## CONSEGNA A
Secondo l'articolo sulla mostra dedicata a Urbano VIII, con che cosa Maffeo Barberini sostituì i tre tafani nello stemma di famiglia?

Fino al 30 luglio in una grande mostra
Urbano VIII, il papa che inventò il Barocco, torna in scena a Palazzo Barberini
L'immagine sovrana. Urbano VIII e i Barberini, Sala ovale, Palazzo Barberini: Gian Lorenzo Bernini, Busto di Urbano VIII | Foto: Alberto Novelli I Courtesy Gallerie Nazionali d'Arte Antica, Roma
Francesca Grego
20/03/2023
Roma - In principio furono tre tafani. Poi Maffeo Barberini, fresco di nomina cardinalizia, li sostituì con nobili e operose api all’interno dello stemma di famiglia. Fu la prima prova del talento pubblicitario del futuro Urbano VIII, il papa mecenate che fece di Roma la capitale del Barocco. A 400 anni dalla sua elezione al soglio pontificio, una grande mostra ne celebra la personalità e le imprese presso le Gallerie d’Arte Antica, in quel Palazzo Barberini alle Quattro Fontane che fu manifesto, palcoscenico e centro propulsore di una campagna di autopromozione attraverso la cultura senza precedenti.

## CONSEGNA B
Ricopia esattamente l'elenco dalla prima riga fino alla riga che contiene "doc-icon xyxy=(328,753,345,770)", entrambe comprese.

## DATI MOSTRATI

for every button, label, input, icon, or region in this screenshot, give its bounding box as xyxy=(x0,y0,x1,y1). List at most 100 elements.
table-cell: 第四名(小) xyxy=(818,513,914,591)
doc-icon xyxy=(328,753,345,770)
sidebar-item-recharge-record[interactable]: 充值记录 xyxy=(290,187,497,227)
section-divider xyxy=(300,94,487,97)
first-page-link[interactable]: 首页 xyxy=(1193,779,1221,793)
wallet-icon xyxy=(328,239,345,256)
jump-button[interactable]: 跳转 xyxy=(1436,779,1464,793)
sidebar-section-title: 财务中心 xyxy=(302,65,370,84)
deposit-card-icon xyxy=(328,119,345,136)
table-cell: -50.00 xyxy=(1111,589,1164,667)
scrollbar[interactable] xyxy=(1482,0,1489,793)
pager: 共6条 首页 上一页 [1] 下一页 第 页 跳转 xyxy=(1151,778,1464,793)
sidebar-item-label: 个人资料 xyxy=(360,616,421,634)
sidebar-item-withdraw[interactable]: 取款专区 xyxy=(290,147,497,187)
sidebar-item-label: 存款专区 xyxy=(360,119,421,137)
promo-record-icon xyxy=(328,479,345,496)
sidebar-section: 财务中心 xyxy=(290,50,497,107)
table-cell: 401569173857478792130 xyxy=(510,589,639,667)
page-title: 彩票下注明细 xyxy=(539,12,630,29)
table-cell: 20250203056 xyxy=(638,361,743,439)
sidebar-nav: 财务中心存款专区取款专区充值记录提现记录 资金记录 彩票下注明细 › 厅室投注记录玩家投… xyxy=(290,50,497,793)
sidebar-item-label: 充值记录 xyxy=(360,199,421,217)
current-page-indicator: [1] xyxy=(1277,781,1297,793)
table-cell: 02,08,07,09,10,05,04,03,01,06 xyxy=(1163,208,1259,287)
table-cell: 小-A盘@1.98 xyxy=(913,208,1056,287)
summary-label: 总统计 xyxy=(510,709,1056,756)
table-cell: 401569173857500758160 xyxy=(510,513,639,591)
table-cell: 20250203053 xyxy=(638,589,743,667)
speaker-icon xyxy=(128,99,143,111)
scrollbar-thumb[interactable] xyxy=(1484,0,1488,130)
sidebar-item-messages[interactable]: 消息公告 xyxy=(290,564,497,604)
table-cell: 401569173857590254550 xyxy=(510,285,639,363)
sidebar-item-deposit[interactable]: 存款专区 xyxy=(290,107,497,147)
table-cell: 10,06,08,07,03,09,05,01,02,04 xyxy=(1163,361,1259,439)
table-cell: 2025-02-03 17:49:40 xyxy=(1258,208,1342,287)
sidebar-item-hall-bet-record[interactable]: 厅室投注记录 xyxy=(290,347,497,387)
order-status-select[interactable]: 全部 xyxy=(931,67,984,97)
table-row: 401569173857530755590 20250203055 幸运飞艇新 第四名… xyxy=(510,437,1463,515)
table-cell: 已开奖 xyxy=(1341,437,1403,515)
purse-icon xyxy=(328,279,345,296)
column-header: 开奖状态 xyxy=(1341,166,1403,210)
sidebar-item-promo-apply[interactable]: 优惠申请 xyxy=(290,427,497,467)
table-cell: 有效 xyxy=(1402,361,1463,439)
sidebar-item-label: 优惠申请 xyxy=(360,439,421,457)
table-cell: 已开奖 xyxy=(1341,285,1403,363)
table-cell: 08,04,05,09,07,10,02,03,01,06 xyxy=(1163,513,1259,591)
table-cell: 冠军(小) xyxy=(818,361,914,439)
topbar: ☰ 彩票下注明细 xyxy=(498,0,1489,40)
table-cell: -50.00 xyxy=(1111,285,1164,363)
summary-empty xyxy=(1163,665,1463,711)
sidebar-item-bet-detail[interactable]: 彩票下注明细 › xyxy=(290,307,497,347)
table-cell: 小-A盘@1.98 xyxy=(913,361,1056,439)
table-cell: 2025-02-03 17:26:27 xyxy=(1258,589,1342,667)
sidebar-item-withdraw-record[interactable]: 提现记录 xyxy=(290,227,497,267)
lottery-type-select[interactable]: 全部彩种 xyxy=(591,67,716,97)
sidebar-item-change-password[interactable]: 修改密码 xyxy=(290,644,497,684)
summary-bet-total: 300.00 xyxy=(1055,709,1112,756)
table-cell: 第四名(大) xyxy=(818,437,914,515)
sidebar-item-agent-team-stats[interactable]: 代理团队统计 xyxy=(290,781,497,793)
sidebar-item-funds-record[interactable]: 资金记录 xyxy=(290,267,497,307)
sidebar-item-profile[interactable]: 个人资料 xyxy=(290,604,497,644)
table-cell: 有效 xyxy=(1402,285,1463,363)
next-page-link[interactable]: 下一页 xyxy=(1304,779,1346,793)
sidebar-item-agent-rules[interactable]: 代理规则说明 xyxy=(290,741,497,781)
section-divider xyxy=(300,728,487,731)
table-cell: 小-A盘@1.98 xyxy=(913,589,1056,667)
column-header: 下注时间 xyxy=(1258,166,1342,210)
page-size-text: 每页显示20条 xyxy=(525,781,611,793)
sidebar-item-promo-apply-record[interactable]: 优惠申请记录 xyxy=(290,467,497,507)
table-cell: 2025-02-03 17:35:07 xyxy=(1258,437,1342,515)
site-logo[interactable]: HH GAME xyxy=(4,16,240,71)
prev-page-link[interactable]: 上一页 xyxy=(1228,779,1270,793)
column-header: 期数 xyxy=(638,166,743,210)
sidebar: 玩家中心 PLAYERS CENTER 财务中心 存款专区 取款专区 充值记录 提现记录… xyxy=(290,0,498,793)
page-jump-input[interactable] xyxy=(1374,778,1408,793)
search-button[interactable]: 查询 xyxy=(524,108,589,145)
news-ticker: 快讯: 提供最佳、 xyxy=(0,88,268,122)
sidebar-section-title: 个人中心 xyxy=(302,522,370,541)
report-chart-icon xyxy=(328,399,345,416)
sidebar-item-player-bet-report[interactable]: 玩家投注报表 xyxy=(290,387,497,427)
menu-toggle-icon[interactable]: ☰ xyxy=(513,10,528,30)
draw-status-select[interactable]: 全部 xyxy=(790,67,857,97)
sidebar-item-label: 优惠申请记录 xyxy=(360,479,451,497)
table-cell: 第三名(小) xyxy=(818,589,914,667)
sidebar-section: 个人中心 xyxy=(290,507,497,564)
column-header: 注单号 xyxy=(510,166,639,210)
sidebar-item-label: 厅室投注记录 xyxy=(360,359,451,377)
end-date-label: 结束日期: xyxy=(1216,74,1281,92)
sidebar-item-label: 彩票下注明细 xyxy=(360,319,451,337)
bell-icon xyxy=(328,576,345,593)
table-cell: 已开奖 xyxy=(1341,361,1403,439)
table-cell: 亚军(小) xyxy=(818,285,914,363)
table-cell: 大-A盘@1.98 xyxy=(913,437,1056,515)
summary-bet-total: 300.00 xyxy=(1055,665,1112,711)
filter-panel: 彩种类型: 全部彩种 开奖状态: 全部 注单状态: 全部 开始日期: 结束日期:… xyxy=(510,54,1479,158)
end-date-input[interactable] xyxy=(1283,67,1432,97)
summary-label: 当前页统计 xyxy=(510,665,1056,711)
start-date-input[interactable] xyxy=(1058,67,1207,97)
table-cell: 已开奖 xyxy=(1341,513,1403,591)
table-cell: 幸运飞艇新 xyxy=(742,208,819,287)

## RISPOSTA A
Li sostituì con nobili e operose api.

## RISPOSTA B
for every button, label, input, icon, or region in this screenshot, give its bounding box as xyxy=(x0,y0,x1,y1). List at most 100 elements.
table-cell: 第四名(小) xyxy=(818,513,914,591)
doc-icon xyxy=(328,753,345,770)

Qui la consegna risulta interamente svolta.